「Localize all elements.」を含む行から「Text: 2: 2 [65,482,73,492]」を含む行までの範囲の項目について、「Average price」を「Median price」に差し替え、それ以外は一切変えずに書き直してください。画像は解答に含めないでください。

[提供項目]:
______
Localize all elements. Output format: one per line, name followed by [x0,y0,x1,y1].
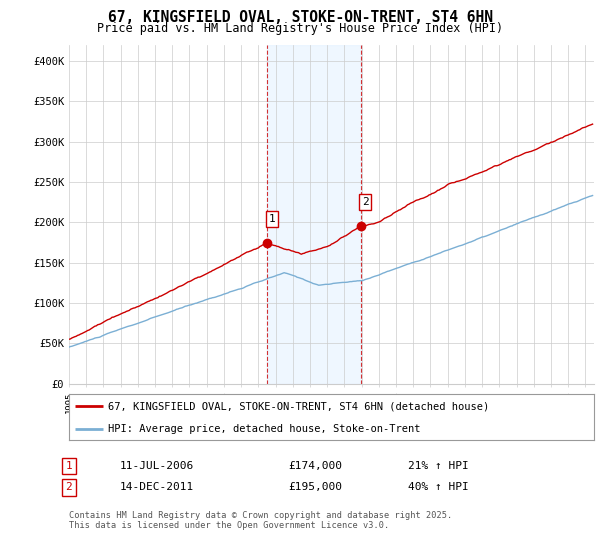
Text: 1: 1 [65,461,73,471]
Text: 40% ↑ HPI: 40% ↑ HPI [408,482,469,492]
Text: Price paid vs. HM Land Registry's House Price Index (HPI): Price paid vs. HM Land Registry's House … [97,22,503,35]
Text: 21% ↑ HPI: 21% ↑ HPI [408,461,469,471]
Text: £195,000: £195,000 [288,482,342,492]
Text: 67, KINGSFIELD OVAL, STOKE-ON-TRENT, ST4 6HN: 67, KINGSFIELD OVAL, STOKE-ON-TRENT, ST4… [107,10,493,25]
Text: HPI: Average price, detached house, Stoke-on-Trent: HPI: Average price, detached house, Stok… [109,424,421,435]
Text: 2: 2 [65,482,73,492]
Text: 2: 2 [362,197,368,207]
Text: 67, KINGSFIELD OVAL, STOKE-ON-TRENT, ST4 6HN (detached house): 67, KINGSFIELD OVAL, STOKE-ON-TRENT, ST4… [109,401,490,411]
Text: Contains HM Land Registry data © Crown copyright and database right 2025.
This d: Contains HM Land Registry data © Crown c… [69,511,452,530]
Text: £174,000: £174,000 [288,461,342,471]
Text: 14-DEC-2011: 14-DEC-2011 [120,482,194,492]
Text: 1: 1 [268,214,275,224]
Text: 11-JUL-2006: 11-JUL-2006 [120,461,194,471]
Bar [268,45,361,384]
______
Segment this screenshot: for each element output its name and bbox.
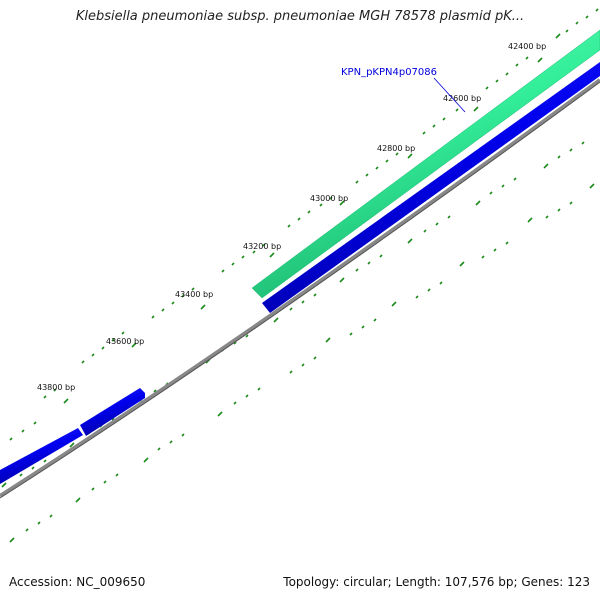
______
[解答]:
Localize all elements. Output format: one per line, name followed by [x0,y0,x1,y1].
Text: 1: 1 [65,461,73,471]
Text: 40% ↑ HPI: 40% ↑ HPI [408,482,469,492]
Text: Price paid vs. HM Land Registry's House Price Index (HPI): Price paid vs. HM Land Registry's House … [97,22,503,35]
Text: 21% ↑ HPI: 21% ↑ HPI [408,461,469,471]
Text: £195,000: £195,000 [288,482,342,492]
Text: 67, KINGSFIELD OVAL, STOKE-ON-TRENT, ST4 6HN: 67, KINGSFIELD OVAL, STOKE-ON-TRENT, ST4… [107,10,493,25]
Text: HPI: Median price, detached house, Stoke-on-Trent: HPI: Median price, detached house, Stok… [109,424,421,435]
Text: 2: 2 [65,482,73,492]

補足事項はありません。